━━━━━ RECORDS
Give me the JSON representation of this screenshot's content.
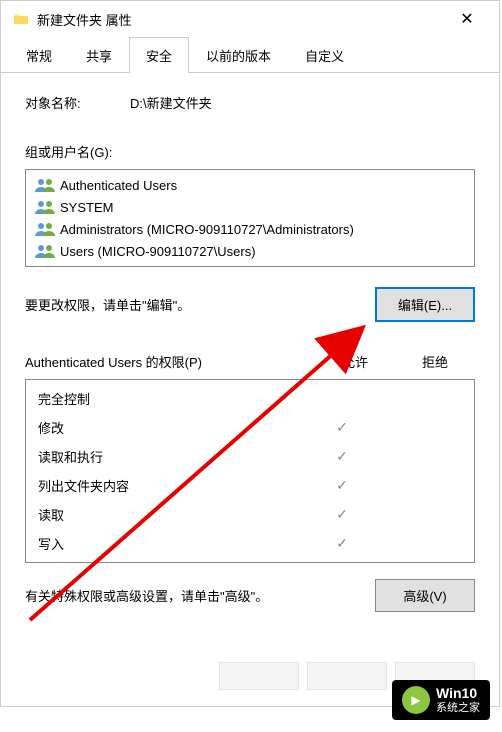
{
  "titlebar": {
    "title": "新建文件夹 属性"
  },
  "tabs": {
    "items": [
      "常规",
      "共享",
      "安全",
      "以前的版本",
      "自定义"
    ],
    "active_index": 2
  },
  "object": {
    "label": "对象名称:",
    "value": "D:\\新建文件夹"
  },
  "groups": {
    "label": "组或用户名(G):",
    "items": [
      "Authenticated Users",
      "SYSTEM",
      "Administrators (MICRO-909110727\\Administrators)",
      "Users (MICRO-909110727\\Users)"
    ]
  },
  "edit": {
    "label": "要更改权限，请单击\"编辑\"。",
    "button": "编辑(E)..."
  },
  "permissions": {
    "header": "Authenticated Users 的权限(P)",
    "allow_col": "允许",
    "deny_col": "拒绝",
    "rows": [
      {
        "name": "完全控制",
        "allow": false,
        "deny": false
      },
      {
        "name": "修改",
        "allow": true,
        "deny": false
      },
      {
        "name": "读取和执行",
        "allow": true,
        "deny": false
      },
      {
        "name": "列出文件夹内容",
        "allow": true,
        "deny": false
      },
      {
        "name": "读取",
        "allow": true,
        "deny": false
      },
      {
        "name": "写入",
        "allow": true,
        "deny": false
      }
    ]
  },
  "advanced": {
    "label": "有关特殊权限或高级设置，请单击\"高级\"。",
    "button": "高级(V)"
  },
  "watermark": {
    "line1": "Win10",
    "line2": "系统之家"
  }
}
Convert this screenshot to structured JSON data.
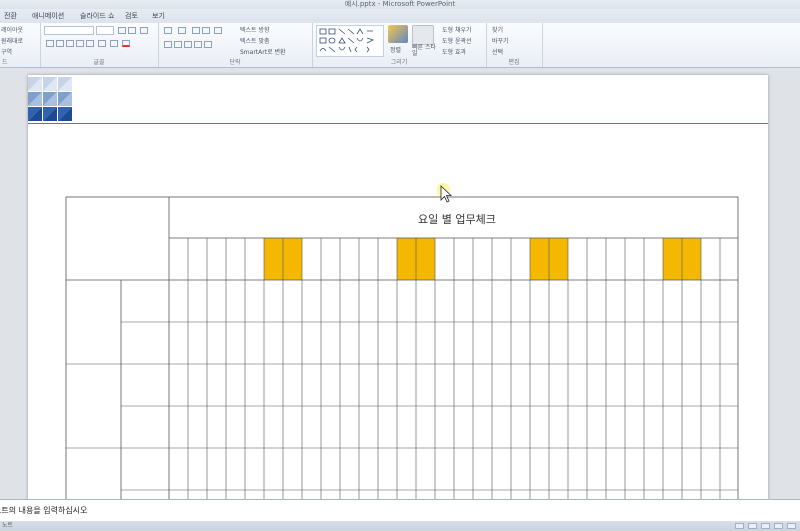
{
  "window": {
    "title": "예시.pptx - Microsoft PowerPoint"
  },
  "ribbon_tabs": [
    "전환",
    "애니메이션",
    "슬라이드 쇼",
    "검토",
    "보기"
  ],
  "ribbon": {
    "slides_group": {
      "layout": "레이아웃",
      "reset": "원래대로",
      "section": "구역",
      "label": "드"
    },
    "font_group": {
      "label": "글꼴"
    },
    "paragraph_group": {
      "label": "단락",
      "text_direction": "텍스트 방향",
      "align_text": "텍스트 맞춤",
      "smartart": "SmartArt로 변환"
    },
    "drawing_group": {
      "label": "그리기",
      "arrange": "정렬",
      "quick_styles": "빠른 스타일",
      "shape_fill": "도형 채우기",
      "shape_outline": "도형 윤곽선",
      "shape_effects": "도형 효과"
    },
    "editing_group": {
      "label": "편집",
      "find": "찾기",
      "replace": "바꾸기",
      "select": "선택"
    }
  },
  "slide": {
    "table_title": "요일 별 업무체크",
    "highlight_color": "#f5b800",
    "accent_line_color": "#4f7ab3"
  },
  "notes": {
    "placeholder": "노트의 내용을 입력하십시오"
  },
  "statusbar": {
    "left": "노트"
  }
}
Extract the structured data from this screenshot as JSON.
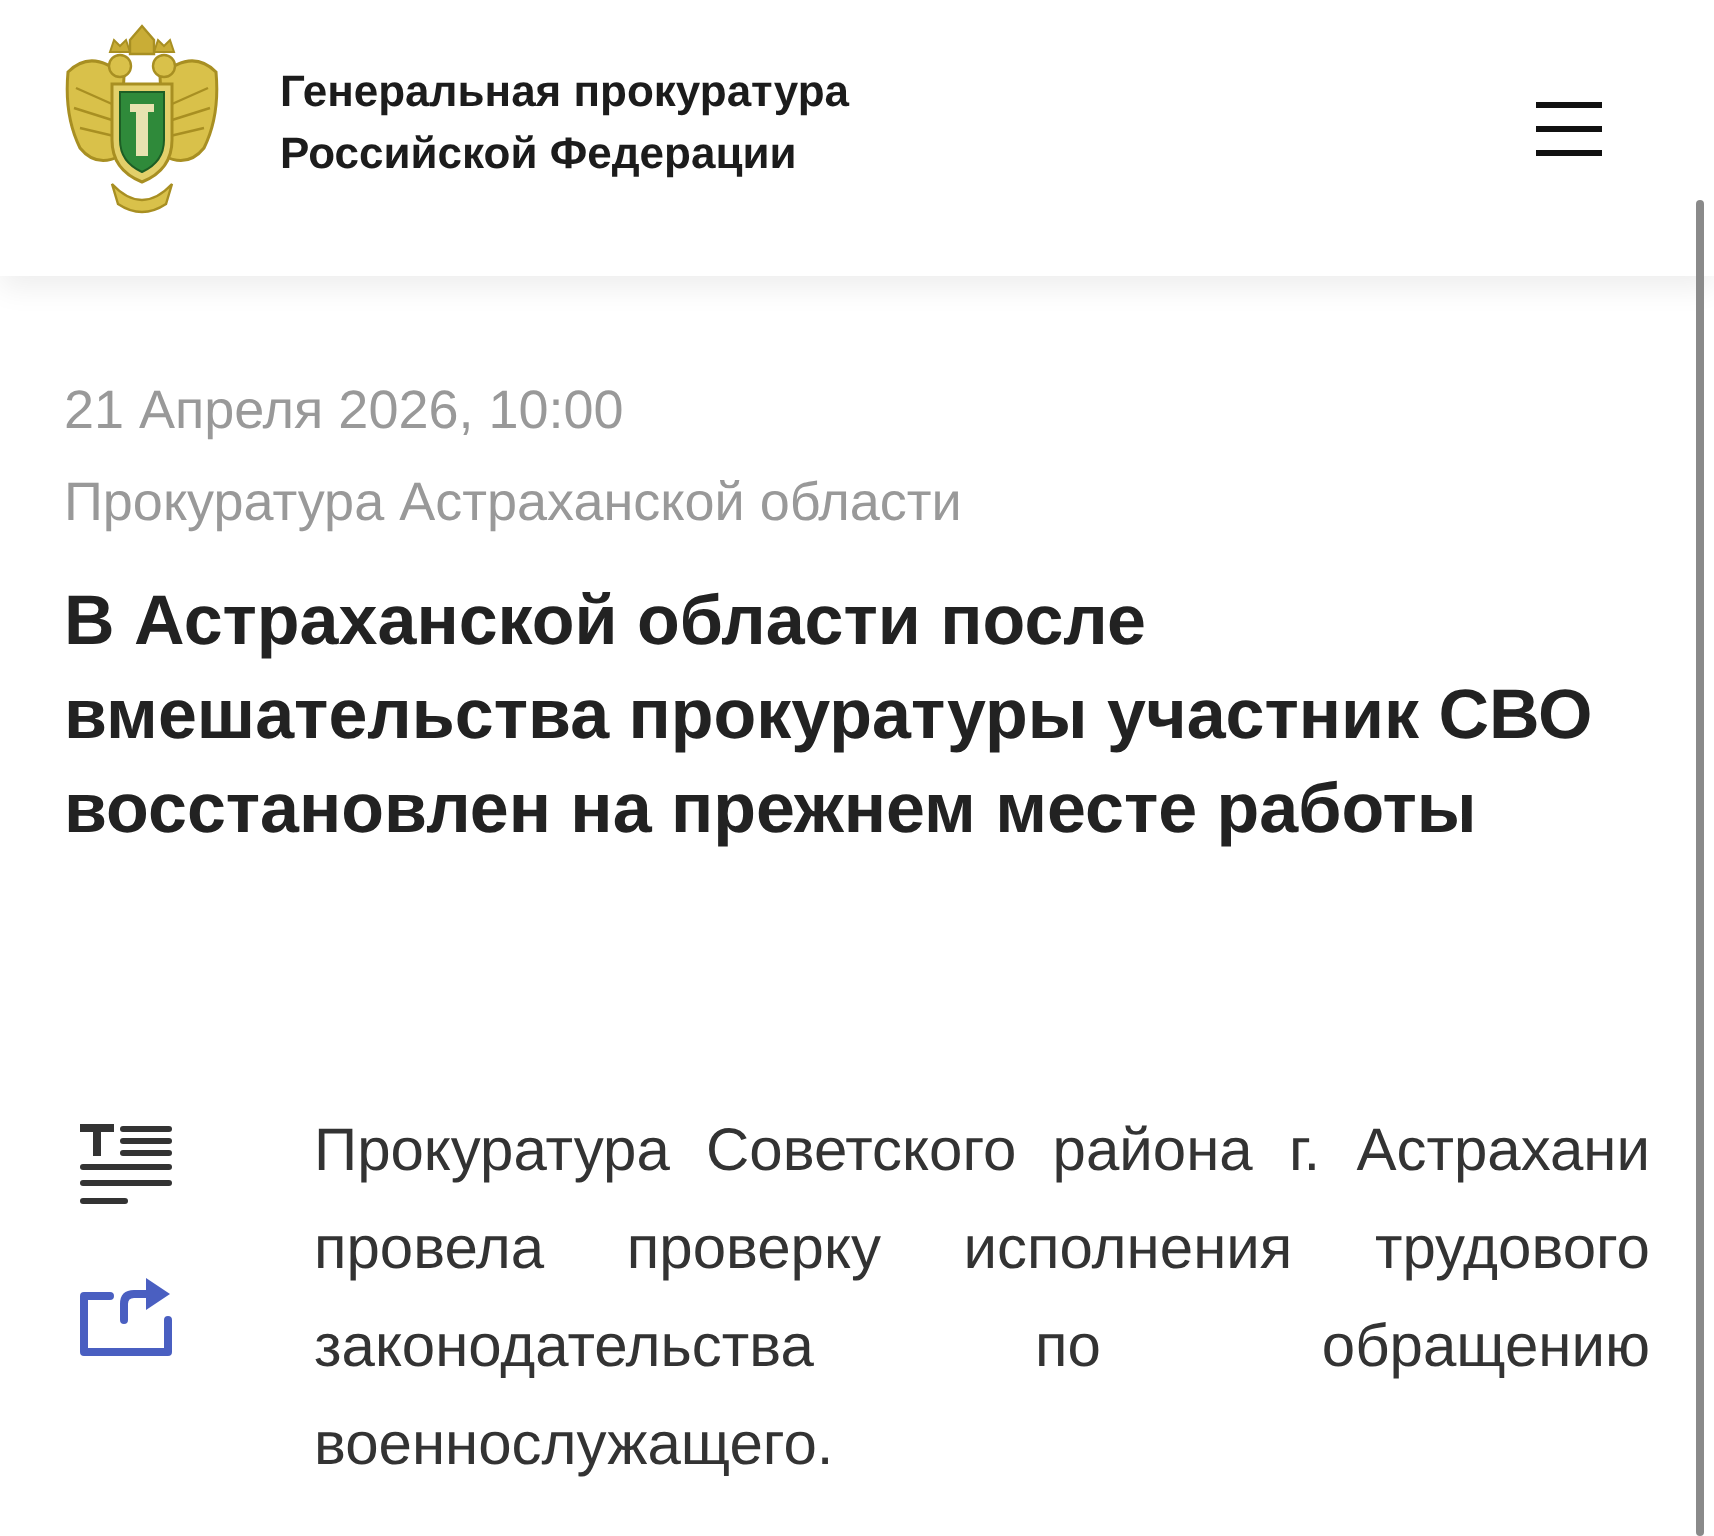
{
  "header": {
    "title_lines": [
      "Генеральная прокуратура",
      "Российской Федерации"
    ]
  },
  "article": {
    "date": "21 Апреля 2026, 10:00",
    "source": "Прокуратура Астраханской области",
    "headline_lines": [
      "В Астраханской области после",
      "вмешательства прокуратуры участник СВО",
      "восстановлен на прежнем месте работы"
    ],
    "body_lines": [
      "Прокуратура Советского района г. Астрахани",
      "провела проверку исполнения трудового",
      "законодательства по обращению",
      "военнослужащего."
    ]
  }
}
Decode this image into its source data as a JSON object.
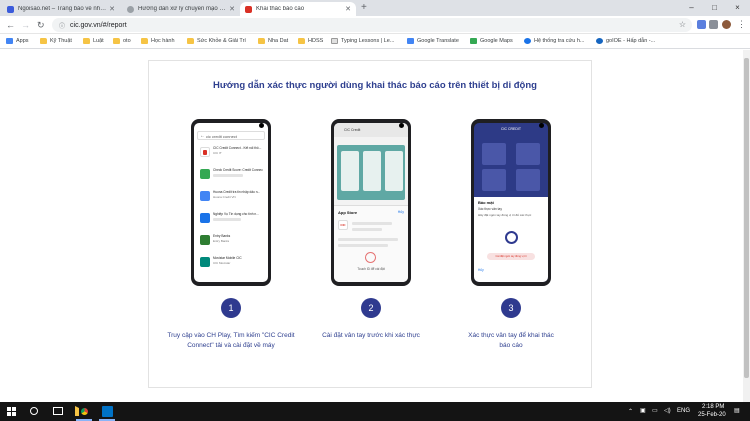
{
  "browser": {
    "tabs": [
      {
        "label": "Ngoisao.net – Trang báo về nhữn",
        "active": false,
        "favicon_color": "#3b5bdb"
      },
      {
        "label": "Hướng dẫn xử lý chuyến mạo dan",
        "active": false,
        "favicon_color": "#9aa0a6"
      },
      {
        "label": "Khai thác báo cáo",
        "active": true,
        "favicon_color": "#d93025"
      }
    ],
    "new_tab_label": "+",
    "window_controls": [
      "–",
      "□",
      "×"
    ],
    "url": "cic.gov.vn/#/report",
    "bookmarks": [
      {
        "label": "Apps",
        "icon": "apps-grid-icon"
      },
      {
        "label": "Kỹ Thuật",
        "icon": "folder-icon"
      },
      {
        "label": "Luật",
        "icon": "folder-icon"
      },
      {
        "label": "oto",
        "icon": "folder-icon"
      },
      {
        "label": "Học hành",
        "icon": "folder-icon"
      },
      {
        "label": "Sức Khỏe & Giải Trí",
        "icon": "folder-icon"
      },
      {
        "label": "Nha Dat",
        "icon": "folder-icon"
      },
      {
        "label": "HDSS",
        "icon": "folder-icon"
      },
      {
        "label": "Typing Lessons | Le...",
        "icon": "page-icon"
      },
      {
        "label": "Google Translate",
        "icon": "translate-icon"
      },
      {
        "label": "Google Maps",
        "icon": "maps-icon"
      },
      {
        "label": "Hệ thống tra cứu h...",
        "icon": "globe-icon"
      },
      {
        "label": "goIOE - Hấp dẫn -...",
        "icon": "ioe-icon"
      }
    ]
  },
  "page": {
    "title": "Hướng dẫn xác thực người dùng khai thác báo cáo trên thiết bị di động",
    "steps": [
      {
        "number": "1",
        "caption": "Truy cập vào CH Play, Tìm kiếm \"CIC Credit Connect\" tải và cài đặt về máy"
      },
      {
        "number": "2",
        "caption": "Cài đặt vân tay trước khi xác thực"
      },
      {
        "number": "3",
        "caption": "Xác thực vân tay để khai thác báo cáo"
      }
    ],
    "phone1": {
      "search_text": "cic credit connect",
      "apps": [
        {
          "name": "CIC Credit Connect - Kết nối thô...",
          "sub": "CIC IT",
          "color": "#d93025"
        },
        {
          "name": "Check Credit Score: Credit Connec...",
          "sub": "",
          "color": "#34a853"
        },
        {
          "name": "Huona Credit tra tin nhập dấu n...",
          "sub": "Huona Credit VN",
          "color": "#4285f4"
        },
        {
          "name": "Nghiệp Vụ Tín dụng cho tính n...",
          "sub": "",
          "color": "#1a73e8"
        },
        {
          "name": "Entry Banks",
          "sub": "Entry Banks",
          "color": "#2e7d32"
        },
        {
          "name": "Movistar Mobile CIC",
          "sub": "CIC Movistar",
          "color": "#00897b"
        }
      ]
    },
    "phone2": {
      "header": "CIC Credit",
      "sheet_title": "App Store",
      "sheet_action": "Hủy",
      "app_name": "CIC",
      "touch_text": "Touch ID để cài đặt"
    },
    "phone3": {
      "header": "CIC CREDIT",
      "dialog_title": "Bảo mật",
      "dialog_sub": "Xác thực vân tay",
      "dialog_text": "Hãy đặt ngón tay đúng vị trí để xác thực",
      "button_text": "Cài đặt ngón tay đúng vị trí",
      "cancel_text": "Hủy"
    }
  },
  "taskbar": {
    "language": "ENG",
    "time": "2:18 PM",
    "date": "25-Feb-20"
  }
}
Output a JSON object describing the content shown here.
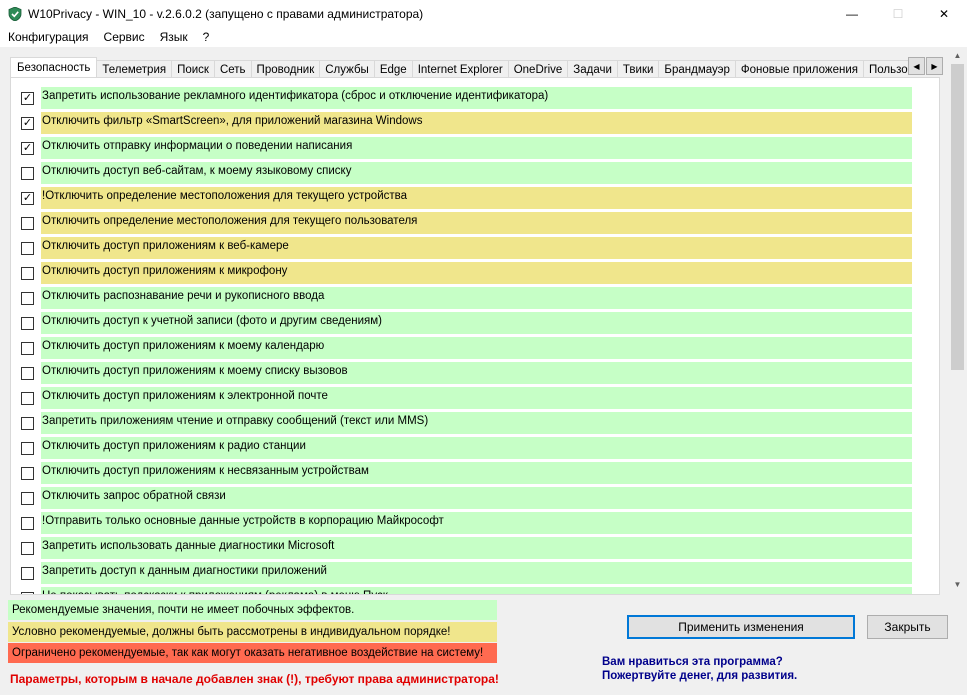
{
  "window": {
    "title": "W10Privacy - WIN_10 - v.2.6.0.2 (запущено с правами администратора)",
    "minimize_glyph": "—",
    "maximize_glyph": "☐",
    "close_glyph": "✕"
  },
  "menu": [
    {
      "label": "Конфигурация"
    },
    {
      "label": "Сервис"
    },
    {
      "label": "Язык"
    },
    {
      "label": "?"
    }
  ],
  "tabs": [
    {
      "label": "Безопасность",
      "active": true
    },
    {
      "label": "Телеметрия"
    },
    {
      "label": "Поиск"
    },
    {
      "label": "Сеть"
    },
    {
      "label": "Проводник"
    },
    {
      "label": "Службы"
    },
    {
      "label": "Edge"
    },
    {
      "label": "Internet Explorer"
    },
    {
      "label": "OneDrive"
    },
    {
      "label": "Задачи"
    },
    {
      "label": "Твики"
    },
    {
      "label": "Брандмауэр"
    },
    {
      "label": "Фоновые приложения"
    },
    {
      "label": "Пользов"
    }
  ],
  "tab_scroll": {
    "left_glyph": "◀",
    "right_glyph": "▶"
  },
  "colors": {
    "green": "#c6ffc6",
    "yellow": "#f0e68c",
    "red": "#ff6a50",
    "accent": "#0078d7",
    "admin_red": "#e00000",
    "donate_blue": "#00008b"
  },
  "settings": [
    {
      "label": "Запретить использование рекламного идентификатора (сброс и отключение идентификатора)",
      "checked": true,
      "color": "green"
    },
    {
      "label": "Отключить фильтр «SmartScreen», для приложений магазина Windows",
      "checked": true,
      "color": "yellow"
    },
    {
      "label": "Отключить отправку информации о поведении написания",
      "checked": true,
      "color": "green"
    },
    {
      "label": "Отключить доступ веб-сайтам, к моему языковому списку",
      "checked": false,
      "color": "green"
    },
    {
      "label": "!Отключить определение местоположения для текущего устройства",
      "checked": true,
      "color": "yellow"
    },
    {
      "label": "Отключить определение местоположения для текущего пользователя",
      "checked": false,
      "color": "yellow"
    },
    {
      "label": "Отключить доступ приложениям к веб-камере",
      "checked": false,
      "color": "yellow"
    },
    {
      "label": "Отключить доступ приложениям к микрофону",
      "checked": false,
      "color": "yellow"
    },
    {
      "label": "Отключить распознавание речи и рукописного ввода",
      "checked": false,
      "color": "green"
    },
    {
      "label": "Отключить доступ к учетной записи (фото и другим сведениям)",
      "checked": false,
      "color": "green"
    },
    {
      "label": "Отключить доступ приложениям к моему календарю",
      "checked": false,
      "color": "green"
    },
    {
      "label": "Отключить доступ приложениям к моему списку вызовов",
      "checked": false,
      "color": "green"
    },
    {
      "label": "Отключить доступ приложениям к электронной почте",
      "checked": false,
      "color": "green"
    },
    {
      "label": "Запретить приложениям чтение и отправку сообщений (текст или MMS)",
      "checked": false,
      "color": "green"
    },
    {
      "label": "Отключить доступ приложениям к радио станции",
      "checked": false,
      "color": "green"
    },
    {
      "label": "Отключить доступ приложениям к несвязанным устройствам",
      "checked": false,
      "color": "green"
    },
    {
      "label": "Отключить запрос обратной связи",
      "checked": false,
      "color": "green"
    },
    {
      "label": "!Отправить только основные данные устройств в корпорацию Майкрософт",
      "checked": false,
      "color": "green"
    },
    {
      "label": "Запретить использовать данные диагностики Microsoft",
      "checked": false,
      "color": "green"
    },
    {
      "label": "Запретить доступ к данным диагностики приложений",
      "checked": false,
      "color": "green"
    },
    {
      "label": "Не показывать подсказки к приложениям (реклама) в меню Пуск",
      "checked": false,
      "color": "green"
    }
  ],
  "scrollbar": {
    "up_glyph": "▲",
    "down_glyph": "▼"
  },
  "legend": {
    "green": "Рекомендуемые значения, почти не имеет побочных эффектов.",
    "yellow": "Условно рекомендуемые, должны быть рассмотрены в индивидуальном порядке!",
    "red": "Ограничено рекомендуемые, так как могут оказать негативное воздействие на систему!"
  },
  "admin_note": "Параметры, которым в начале добавлен знак (!), требуют права администратора!",
  "buttons": {
    "apply": "Применить изменения",
    "close": "Закрыть"
  },
  "donate": {
    "line1": "Вам нравиться эта программа?",
    "line2": "Пожертвуйте денег, для развития."
  }
}
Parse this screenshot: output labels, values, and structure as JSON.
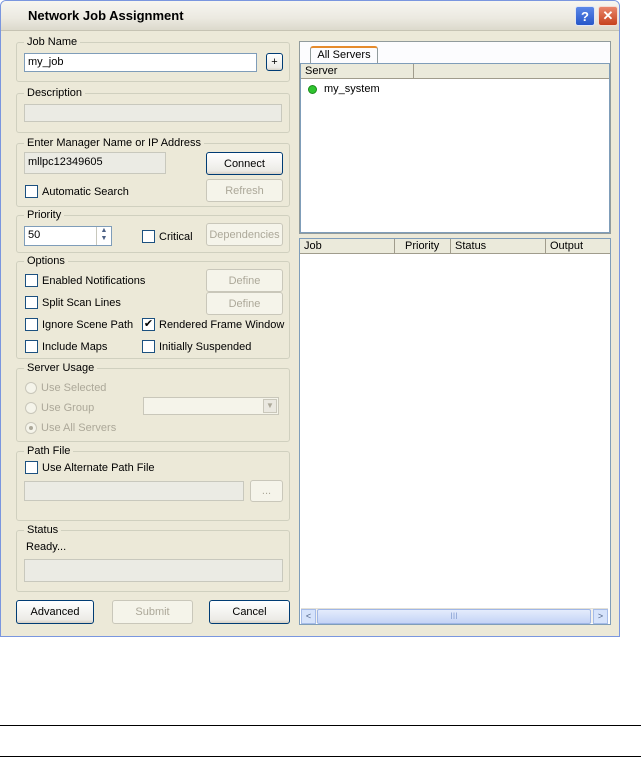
{
  "window": {
    "title": "Network Job Assignment",
    "help_label": "?",
    "close_label": "✕"
  },
  "job_name": {
    "label": "Job Name",
    "value": "my_job",
    "plus_label": "+"
  },
  "description": {
    "label": "Description",
    "value": ""
  },
  "manager": {
    "label": "Enter Manager Name or IP Address",
    "value": "mllpc12349605",
    "connect_label": "Connect",
    "refresh_label": "Refresh",
    "auto_search_label": "Automatic Search"
  },
  "priority": {
    "label": "Priority",
    "value": "50",
    "critical_label": "Critical",
    "dependencies_label": "Dependencies"
  },
  "options": {
    "label": "Options",
    "enabled_notifications": "Enabled Notifications",
    "split_scan_lines": "Split Scan Lines",
    "ignore_scene_path": "Ignore Scene Path",
    "rendered_frame_window": "Rendered Frame Window",
    "include_maps": "Include Maps",
    "initially_suspended": "Initially Suspended",
    "define1": "Define",
    "define2": "Define",
    "check_mark": "✔"
  },
  "server_usage": {
    "label": "Server Usage",
    "use_selected": "Use Selected",
    "use_group": "Use Group",
    "use_all": "Use All Servers"
  },
  "path_file": {
    "label": "Path File",
    "use_alternate": "Use Alternate Path File",
    "browse_label": "..."
  },
  "status": {
    "label": "Status",
    "text": "Ready..."
  },
  "buttons": {
    "advanced": "Advanced",
    "submit": "Submit",
    "cancel": "Cancel"
  },
  "servers": {
    "tab": "All Servers",
    "column": "Server",
    "items": [
      {
        "name": "my_system",
        "status_color": "#2fc42f"
      }
    ]
  },
  "jobs": {
    "columns": [
      "Job",
      "Priority",
      "Status",
      "Output"
    ],
    "scroll_left": "<",
    "scroll_right": ">",
    "thumb_grip": "III"
  }
}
━━━━━━━━━━
Find the lines holding "Authenticated" and list every one.

# [ANSWER TO THE EXERCISE]
      "Authenticated Users",
    "header": "Authenticated Users 的权限(P)",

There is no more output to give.